PASSAGE SHOWN -
····················
Then there’s the other editorial warhorse for liberal thought, The New Republic. Like The Nation, it once had a sterling reputation for great theater criticism — Robert Brustein is still listed on the masthead as its critic, a position he has held since 1959. A search of TNR’s website doesn’t show Brustein byline for several years now, and frankly I can’t recall any TNR staffer or stringer attending any live theater production, Broadway, Off-Broadway, Off-Off-Broadway or regional, for years and years and years. (Here’s the answer to the question I suspect you’re asking: No, I don’t read TNR or The Nation with any regularity. Their antipathy toward culture coverage doesn’t encourage me to pick it up.)
····················
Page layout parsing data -
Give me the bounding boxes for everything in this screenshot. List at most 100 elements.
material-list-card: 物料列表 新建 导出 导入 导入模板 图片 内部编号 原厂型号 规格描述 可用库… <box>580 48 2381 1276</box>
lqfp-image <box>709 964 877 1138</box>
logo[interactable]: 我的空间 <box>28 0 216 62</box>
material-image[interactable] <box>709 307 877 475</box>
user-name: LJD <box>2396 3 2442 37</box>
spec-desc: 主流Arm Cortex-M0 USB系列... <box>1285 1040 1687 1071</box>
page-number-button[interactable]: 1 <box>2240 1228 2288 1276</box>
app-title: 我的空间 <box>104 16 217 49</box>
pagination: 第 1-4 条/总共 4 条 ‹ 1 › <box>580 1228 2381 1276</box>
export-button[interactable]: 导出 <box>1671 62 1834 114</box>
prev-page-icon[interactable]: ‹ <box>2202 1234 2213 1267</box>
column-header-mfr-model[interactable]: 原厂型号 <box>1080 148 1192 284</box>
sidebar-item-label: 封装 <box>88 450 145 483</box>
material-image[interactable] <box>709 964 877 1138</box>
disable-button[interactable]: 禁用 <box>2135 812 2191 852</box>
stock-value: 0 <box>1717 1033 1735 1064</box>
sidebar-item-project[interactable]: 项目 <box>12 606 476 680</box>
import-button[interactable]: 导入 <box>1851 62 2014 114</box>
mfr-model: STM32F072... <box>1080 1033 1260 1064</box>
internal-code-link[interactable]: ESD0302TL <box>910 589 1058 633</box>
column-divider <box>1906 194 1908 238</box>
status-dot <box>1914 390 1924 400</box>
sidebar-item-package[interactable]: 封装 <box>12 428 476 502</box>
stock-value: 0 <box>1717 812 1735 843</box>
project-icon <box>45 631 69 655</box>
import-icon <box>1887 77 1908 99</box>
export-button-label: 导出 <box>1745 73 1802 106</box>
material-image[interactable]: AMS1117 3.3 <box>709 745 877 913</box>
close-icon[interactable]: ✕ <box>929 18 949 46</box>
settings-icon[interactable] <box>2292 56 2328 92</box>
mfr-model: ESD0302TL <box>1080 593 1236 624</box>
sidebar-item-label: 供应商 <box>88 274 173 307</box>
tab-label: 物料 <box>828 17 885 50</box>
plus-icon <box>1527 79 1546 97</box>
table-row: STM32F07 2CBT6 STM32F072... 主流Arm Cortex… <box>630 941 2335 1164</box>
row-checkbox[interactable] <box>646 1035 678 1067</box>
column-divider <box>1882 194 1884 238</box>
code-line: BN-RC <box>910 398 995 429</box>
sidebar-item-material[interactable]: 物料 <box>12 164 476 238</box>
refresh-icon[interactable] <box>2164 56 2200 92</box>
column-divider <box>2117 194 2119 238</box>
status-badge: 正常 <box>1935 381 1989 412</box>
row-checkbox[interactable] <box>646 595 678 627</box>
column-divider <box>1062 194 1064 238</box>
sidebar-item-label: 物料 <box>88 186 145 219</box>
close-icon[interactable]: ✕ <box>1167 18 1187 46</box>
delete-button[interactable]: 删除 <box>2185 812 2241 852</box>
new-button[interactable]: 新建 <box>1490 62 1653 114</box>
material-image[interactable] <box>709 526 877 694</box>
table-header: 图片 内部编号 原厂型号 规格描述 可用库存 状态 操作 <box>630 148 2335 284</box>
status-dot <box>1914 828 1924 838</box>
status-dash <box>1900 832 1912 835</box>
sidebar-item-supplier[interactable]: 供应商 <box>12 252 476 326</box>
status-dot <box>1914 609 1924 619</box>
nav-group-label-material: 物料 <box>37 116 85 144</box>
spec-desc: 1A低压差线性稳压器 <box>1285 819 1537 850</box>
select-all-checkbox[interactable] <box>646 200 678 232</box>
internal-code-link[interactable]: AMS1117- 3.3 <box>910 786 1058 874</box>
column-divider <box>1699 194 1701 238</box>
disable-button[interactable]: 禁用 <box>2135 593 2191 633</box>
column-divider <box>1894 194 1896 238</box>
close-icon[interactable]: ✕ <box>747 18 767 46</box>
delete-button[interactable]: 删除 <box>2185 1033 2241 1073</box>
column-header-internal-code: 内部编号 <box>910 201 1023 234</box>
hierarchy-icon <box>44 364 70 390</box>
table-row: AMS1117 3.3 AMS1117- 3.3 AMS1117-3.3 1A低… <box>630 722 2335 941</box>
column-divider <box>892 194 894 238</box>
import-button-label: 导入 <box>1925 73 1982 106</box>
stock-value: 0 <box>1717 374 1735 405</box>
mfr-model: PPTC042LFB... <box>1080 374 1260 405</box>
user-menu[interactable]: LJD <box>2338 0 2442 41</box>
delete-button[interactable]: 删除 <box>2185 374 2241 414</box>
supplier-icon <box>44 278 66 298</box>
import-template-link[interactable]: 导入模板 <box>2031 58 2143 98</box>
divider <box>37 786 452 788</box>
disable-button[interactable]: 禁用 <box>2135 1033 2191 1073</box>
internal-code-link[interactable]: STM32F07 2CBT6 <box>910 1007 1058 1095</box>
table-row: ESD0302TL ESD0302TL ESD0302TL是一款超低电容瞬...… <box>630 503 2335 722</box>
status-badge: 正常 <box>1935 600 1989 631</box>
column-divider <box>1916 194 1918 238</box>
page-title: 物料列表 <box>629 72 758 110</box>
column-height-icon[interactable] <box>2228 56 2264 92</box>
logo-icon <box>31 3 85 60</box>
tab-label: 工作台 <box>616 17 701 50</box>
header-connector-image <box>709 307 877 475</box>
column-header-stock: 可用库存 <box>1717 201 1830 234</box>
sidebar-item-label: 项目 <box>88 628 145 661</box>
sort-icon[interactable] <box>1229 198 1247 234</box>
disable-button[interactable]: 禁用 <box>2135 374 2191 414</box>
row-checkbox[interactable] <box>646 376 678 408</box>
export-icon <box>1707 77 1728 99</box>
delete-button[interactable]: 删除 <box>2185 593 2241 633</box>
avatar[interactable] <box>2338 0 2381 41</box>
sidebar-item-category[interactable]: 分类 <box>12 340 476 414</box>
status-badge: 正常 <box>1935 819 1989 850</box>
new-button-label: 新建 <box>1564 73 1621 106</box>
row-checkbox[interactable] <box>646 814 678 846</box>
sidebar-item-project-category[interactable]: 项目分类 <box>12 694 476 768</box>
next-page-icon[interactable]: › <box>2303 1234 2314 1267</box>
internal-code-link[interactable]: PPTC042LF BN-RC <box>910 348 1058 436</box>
····················
WORK INSTRUCTIONS -
1 - Write out the passage about The New Republic's theater coverage word for word, starting with "Then there’s the" and going on through "pick it up.)".
2 - Pick up the passage on The New Republic's theater criticism right after its final sentence and write what comes next.

ANSWERS TO THE EXERCISES -
1 -
Then there’s the other editorial warhorse for liberal thought, The New Republic. Like The Nation, it once had a sterling reputation for great theater criticism — Robert Brustein is still listed on the masthead as its critic, a position he has held since 1959. A search of TNR’s website doesn’t show Brustein byline for several years now, and frankly I can’t recall any TNR staffer or stringer attending any live theater production, Broadway, Off-Broadway, Off-Off-Broadway or regional, for years and years and years. (Here’s the answer to the question I suspect you’re asking: No, I don’t read TNR or The Nation with any regularity. Their antipathy toward culture coverage doesn’t encourage me to pick it up.)

2 -
Last week, meanwhile, TNR announced that it had appointed the distinguished cinema guru David Thomson to lead a new online section on movies. In a note to readers of the magazine, longtime literary editor Leon Wieseltier extolled Thomson’s genius, and compared him most favorably with Stanley Kauffmann, who has served as TNR’s film critic since — well, the year before Brustein shimmied onto the masthead. Kauffmann, who turns 95 this year, doesn’t attend film screenings and some years ago stopped attending the theater, his first love. At his age and stage of the game, I wouldn’t chastise him for this, but for me, as a person taking great interest in theater criticism and cultural criticism as a whole, it feels very much like the vanden Heuvel/Palattella ostrich syndrome all over again. Is there no live theater anywhere in the U.S. that is worthy of coverage in TNR? I want to be clear that I don’t mean Broadway, or even New York, when I ask this question. I’m not advocating TNR rush a writer into Driving Miss Daisy to spotlight the plight of the American elderly or ponder how Mitt Romney might politicize the upcoming musical The Book of Mormon. But surely, with such an ongoing avalanche of new work being produce around the country there is something for someone to write at some time, isn’t there?
Ah, but underneath: Movies advertise. If only magazines were honest about what powers their editorial decisions.